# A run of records
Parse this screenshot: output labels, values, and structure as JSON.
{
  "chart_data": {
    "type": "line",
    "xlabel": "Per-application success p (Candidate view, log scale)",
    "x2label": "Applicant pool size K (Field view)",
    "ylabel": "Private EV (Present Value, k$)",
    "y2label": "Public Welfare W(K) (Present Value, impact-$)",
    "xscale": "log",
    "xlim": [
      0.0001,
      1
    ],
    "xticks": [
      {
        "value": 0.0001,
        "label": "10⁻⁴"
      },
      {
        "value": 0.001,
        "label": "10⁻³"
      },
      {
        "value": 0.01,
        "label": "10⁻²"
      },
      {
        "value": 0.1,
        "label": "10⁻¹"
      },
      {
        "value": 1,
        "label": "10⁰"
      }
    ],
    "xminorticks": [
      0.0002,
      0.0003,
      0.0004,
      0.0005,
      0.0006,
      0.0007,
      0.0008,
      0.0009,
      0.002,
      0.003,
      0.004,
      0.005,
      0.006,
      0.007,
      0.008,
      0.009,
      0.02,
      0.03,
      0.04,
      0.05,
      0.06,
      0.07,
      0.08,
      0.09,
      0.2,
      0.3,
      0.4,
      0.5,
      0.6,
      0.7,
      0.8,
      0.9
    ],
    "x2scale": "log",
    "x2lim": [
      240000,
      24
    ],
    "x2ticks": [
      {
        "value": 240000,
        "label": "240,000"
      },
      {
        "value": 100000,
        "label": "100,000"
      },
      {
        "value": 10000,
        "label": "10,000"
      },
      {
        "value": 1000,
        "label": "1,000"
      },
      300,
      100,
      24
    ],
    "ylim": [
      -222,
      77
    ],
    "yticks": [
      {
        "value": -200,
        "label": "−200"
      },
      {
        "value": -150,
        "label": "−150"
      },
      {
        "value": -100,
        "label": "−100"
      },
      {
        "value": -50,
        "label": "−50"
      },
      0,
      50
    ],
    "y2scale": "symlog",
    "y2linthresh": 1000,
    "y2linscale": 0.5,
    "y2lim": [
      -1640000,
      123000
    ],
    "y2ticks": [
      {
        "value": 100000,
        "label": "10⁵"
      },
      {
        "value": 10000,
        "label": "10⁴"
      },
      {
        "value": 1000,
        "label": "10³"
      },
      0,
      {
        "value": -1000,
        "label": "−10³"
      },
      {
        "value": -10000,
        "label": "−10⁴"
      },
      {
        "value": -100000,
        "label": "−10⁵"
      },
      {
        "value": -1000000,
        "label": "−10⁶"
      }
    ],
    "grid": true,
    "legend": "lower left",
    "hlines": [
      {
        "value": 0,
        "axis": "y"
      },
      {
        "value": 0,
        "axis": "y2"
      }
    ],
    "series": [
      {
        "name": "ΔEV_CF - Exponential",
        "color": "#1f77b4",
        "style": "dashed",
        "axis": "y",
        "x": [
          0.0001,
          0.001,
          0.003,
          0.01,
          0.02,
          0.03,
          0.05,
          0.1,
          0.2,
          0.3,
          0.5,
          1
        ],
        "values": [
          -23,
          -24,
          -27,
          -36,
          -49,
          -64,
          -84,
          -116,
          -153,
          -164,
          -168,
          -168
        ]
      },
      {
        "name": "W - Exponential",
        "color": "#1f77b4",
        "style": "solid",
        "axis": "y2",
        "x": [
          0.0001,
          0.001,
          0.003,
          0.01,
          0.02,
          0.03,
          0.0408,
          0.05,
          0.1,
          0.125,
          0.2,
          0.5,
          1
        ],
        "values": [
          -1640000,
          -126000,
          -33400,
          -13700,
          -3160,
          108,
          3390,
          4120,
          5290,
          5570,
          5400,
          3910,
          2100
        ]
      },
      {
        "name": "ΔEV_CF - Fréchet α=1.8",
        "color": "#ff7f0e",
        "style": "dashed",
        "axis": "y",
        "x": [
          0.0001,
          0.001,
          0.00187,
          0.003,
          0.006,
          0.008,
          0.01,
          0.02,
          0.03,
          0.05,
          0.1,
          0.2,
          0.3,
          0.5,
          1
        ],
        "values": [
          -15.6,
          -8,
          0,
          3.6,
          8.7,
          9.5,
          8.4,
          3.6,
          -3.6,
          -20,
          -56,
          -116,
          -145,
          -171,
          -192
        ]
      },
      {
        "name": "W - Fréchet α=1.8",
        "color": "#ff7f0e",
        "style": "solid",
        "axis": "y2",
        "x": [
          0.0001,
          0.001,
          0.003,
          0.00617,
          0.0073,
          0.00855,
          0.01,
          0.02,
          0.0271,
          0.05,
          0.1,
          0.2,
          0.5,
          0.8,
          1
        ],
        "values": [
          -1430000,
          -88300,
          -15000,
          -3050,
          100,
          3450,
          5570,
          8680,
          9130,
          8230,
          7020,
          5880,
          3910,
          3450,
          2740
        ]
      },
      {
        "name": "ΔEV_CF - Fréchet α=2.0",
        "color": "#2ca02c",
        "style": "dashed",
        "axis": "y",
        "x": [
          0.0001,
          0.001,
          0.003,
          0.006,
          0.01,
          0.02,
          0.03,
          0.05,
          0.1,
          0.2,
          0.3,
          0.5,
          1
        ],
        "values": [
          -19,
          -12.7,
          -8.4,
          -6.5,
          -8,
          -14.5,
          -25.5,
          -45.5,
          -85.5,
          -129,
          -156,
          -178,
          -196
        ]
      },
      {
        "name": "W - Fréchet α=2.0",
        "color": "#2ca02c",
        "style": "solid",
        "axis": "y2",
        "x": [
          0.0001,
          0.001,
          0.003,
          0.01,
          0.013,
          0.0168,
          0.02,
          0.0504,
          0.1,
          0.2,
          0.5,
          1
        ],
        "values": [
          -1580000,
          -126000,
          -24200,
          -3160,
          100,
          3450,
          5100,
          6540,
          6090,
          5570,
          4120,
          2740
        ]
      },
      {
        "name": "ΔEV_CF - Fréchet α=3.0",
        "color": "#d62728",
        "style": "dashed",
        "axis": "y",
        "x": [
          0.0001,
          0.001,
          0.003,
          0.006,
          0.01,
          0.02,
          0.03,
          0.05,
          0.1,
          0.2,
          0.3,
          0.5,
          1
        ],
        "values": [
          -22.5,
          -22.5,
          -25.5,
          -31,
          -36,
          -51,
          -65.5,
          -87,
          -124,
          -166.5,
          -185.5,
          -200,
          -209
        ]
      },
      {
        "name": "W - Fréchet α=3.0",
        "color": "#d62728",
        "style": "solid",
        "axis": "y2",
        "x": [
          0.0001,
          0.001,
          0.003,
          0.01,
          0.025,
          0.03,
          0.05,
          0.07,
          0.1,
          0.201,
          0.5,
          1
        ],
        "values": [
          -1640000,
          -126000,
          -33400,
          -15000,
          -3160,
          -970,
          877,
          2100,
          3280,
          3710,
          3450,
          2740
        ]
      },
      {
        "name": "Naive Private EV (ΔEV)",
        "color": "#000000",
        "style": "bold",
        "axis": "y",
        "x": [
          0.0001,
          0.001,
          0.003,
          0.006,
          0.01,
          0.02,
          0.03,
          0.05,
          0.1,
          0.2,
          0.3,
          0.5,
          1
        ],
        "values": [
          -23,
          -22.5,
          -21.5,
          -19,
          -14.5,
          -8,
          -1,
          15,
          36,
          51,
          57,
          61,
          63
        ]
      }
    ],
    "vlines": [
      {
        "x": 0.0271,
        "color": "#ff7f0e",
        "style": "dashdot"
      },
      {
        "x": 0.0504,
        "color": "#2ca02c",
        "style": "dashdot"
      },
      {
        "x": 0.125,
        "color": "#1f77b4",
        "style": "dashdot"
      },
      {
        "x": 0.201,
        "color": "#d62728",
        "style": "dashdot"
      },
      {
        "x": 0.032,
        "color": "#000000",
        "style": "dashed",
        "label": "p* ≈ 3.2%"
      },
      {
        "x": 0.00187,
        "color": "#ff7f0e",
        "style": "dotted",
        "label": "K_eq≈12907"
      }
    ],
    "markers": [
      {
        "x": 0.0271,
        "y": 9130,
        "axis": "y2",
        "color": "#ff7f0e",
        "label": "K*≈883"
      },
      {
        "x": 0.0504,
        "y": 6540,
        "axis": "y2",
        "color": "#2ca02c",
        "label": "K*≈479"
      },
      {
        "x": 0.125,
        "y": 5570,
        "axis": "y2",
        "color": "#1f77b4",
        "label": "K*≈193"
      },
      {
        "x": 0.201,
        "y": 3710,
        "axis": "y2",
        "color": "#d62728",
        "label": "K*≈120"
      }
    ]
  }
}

# Exercise brief
Gather from the records above every line containing the string "Private".

# Exercise result
    "ylabel": "Private EV (Present Value, k$)",
        "name": "Naive Private EV (ΔEV)",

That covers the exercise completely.